(Given exercise) Copy each line that contains the string "watermark".

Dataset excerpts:
----------------------------------------
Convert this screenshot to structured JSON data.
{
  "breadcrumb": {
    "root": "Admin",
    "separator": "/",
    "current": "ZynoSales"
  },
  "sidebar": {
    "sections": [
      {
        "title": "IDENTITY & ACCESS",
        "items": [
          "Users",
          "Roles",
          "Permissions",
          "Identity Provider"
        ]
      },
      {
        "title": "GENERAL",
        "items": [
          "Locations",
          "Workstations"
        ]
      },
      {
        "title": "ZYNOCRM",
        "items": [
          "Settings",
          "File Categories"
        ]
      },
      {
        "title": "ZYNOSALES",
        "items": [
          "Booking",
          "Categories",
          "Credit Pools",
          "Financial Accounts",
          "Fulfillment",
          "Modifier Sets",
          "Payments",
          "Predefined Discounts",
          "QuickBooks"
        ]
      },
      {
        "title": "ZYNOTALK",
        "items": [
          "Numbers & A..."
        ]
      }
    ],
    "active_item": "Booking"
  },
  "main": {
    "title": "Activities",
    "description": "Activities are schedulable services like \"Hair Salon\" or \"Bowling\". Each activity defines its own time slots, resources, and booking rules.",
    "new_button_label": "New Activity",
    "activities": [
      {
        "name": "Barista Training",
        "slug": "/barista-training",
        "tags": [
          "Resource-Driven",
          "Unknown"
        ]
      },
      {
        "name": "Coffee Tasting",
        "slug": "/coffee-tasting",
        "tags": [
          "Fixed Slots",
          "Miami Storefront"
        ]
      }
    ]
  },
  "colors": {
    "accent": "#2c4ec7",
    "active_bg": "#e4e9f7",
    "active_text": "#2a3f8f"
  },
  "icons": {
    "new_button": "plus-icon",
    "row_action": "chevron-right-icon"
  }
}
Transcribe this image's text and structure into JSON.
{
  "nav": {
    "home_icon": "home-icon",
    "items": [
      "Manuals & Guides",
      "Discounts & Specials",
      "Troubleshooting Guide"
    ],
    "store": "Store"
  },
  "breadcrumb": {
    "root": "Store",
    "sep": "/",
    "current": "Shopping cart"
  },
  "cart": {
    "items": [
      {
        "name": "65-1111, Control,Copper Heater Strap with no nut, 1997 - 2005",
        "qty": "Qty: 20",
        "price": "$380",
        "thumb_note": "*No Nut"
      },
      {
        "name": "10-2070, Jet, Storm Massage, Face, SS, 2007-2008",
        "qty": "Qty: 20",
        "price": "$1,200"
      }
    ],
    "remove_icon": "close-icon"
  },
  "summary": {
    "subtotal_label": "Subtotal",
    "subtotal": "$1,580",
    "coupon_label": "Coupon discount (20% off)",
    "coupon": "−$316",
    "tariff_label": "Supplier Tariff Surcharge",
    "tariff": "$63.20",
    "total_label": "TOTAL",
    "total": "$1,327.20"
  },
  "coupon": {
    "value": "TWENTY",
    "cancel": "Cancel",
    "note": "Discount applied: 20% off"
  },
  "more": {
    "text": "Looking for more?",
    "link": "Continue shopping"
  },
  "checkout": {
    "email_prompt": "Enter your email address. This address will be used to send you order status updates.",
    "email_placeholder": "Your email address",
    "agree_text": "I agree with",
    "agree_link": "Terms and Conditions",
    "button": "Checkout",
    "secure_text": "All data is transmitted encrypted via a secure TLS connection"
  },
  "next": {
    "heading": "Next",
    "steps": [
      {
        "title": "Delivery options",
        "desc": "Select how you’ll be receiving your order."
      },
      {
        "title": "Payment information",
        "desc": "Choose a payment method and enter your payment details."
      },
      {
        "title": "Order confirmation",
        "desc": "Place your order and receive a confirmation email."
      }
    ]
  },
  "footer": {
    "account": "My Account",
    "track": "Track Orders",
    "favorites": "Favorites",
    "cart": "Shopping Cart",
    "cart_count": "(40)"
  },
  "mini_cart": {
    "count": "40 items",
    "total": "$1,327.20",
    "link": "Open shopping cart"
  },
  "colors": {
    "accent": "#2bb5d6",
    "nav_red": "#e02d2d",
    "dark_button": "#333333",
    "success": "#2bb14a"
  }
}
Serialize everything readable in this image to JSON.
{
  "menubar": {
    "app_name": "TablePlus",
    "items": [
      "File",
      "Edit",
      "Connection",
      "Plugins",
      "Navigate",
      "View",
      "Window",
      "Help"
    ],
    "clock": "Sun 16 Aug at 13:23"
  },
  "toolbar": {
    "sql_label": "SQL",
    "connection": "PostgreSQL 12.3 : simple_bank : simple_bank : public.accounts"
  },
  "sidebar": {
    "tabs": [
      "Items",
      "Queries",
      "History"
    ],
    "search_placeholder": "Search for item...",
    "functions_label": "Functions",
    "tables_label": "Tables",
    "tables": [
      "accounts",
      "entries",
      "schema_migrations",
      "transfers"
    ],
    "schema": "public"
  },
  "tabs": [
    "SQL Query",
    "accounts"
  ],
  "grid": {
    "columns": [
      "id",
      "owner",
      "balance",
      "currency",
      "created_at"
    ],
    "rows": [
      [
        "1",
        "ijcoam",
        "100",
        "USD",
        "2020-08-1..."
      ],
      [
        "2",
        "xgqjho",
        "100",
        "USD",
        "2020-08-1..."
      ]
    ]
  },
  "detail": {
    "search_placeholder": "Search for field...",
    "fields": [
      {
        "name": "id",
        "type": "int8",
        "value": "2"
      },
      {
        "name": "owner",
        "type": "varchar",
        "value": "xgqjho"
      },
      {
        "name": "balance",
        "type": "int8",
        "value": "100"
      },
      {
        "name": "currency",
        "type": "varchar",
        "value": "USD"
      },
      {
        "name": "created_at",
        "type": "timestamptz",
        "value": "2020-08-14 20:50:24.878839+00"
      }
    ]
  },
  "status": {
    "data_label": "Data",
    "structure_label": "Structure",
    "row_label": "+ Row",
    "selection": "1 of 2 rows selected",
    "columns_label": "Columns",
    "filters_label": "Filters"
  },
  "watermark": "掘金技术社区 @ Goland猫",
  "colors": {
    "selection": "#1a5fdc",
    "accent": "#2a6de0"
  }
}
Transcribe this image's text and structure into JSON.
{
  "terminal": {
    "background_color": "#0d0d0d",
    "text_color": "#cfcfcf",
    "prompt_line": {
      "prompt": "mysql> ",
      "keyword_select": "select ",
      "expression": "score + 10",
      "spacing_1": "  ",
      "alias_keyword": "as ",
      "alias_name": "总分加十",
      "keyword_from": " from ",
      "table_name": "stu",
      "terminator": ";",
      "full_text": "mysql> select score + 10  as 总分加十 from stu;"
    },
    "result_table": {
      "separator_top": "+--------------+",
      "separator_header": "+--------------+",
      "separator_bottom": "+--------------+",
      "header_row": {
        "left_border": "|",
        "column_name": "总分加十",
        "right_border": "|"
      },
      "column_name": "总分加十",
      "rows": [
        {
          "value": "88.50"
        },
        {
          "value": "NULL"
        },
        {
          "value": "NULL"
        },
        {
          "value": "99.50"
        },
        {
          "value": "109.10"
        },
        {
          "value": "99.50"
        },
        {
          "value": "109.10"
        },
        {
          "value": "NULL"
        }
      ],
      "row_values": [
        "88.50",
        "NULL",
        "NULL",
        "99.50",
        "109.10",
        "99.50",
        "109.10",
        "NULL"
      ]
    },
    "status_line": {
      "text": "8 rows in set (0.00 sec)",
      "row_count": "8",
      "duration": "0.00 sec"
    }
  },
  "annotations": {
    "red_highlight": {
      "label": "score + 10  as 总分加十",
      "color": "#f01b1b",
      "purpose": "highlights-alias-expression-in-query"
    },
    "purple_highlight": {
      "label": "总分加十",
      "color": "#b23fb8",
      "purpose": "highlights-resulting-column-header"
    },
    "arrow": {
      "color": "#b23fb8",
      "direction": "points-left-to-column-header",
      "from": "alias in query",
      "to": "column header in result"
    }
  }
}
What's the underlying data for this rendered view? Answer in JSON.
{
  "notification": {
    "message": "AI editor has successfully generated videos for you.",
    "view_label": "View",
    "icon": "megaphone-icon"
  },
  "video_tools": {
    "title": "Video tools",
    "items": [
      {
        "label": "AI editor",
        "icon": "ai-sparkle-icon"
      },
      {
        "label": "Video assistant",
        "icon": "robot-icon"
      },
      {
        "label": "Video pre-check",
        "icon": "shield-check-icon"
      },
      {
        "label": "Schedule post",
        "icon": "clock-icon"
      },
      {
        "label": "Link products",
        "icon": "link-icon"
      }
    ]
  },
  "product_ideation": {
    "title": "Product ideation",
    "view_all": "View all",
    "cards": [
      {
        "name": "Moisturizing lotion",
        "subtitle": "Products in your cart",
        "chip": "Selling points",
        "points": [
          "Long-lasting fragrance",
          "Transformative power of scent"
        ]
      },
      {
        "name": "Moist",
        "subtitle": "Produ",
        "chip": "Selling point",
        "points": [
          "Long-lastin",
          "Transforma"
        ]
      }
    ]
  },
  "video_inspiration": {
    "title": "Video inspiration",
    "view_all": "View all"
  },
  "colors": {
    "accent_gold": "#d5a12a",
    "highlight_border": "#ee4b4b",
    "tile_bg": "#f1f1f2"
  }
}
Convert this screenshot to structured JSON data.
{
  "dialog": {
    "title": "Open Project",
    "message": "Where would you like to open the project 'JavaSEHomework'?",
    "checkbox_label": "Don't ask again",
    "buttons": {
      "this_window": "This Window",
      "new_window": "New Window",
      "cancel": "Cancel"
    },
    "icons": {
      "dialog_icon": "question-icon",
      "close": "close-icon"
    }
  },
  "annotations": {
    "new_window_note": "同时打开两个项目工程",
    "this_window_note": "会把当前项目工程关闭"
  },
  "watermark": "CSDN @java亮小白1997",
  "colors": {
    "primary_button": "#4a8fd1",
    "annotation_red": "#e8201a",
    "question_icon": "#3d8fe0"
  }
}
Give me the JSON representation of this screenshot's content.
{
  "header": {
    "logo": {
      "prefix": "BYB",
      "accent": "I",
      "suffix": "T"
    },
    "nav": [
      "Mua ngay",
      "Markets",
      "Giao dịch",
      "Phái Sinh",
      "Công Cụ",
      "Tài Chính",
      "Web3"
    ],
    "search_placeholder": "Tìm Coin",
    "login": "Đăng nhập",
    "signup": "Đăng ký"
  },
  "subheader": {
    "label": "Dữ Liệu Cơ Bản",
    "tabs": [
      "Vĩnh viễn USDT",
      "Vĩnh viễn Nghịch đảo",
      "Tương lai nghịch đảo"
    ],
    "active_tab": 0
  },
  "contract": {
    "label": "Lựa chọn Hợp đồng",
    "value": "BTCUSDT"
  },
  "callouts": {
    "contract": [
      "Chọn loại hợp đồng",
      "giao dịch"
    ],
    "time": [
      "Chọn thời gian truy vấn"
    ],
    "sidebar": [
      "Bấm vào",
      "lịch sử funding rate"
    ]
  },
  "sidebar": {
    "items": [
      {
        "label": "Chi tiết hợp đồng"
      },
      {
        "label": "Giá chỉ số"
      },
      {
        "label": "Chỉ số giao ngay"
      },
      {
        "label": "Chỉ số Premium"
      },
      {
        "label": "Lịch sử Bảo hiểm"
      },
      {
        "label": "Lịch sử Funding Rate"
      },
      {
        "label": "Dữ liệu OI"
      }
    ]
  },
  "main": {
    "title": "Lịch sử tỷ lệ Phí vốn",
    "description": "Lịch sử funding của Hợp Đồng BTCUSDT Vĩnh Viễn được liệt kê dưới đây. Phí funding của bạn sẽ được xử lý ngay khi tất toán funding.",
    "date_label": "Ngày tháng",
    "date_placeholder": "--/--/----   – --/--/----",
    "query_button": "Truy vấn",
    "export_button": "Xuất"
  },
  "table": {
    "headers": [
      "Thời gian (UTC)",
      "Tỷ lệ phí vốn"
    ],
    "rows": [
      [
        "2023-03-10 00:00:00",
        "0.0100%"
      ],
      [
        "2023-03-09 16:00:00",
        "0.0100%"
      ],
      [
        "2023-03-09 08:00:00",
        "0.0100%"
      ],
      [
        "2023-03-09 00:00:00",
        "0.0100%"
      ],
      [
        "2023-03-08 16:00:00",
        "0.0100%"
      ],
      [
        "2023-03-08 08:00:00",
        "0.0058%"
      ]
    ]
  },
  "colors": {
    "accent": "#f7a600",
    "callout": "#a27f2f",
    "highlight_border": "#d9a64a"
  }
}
----------------------------------------
(Finished answer)
  "watermark": "掘金技术社区 @ Goland猫",
  "watermark": "CSDN @java亮小白1997",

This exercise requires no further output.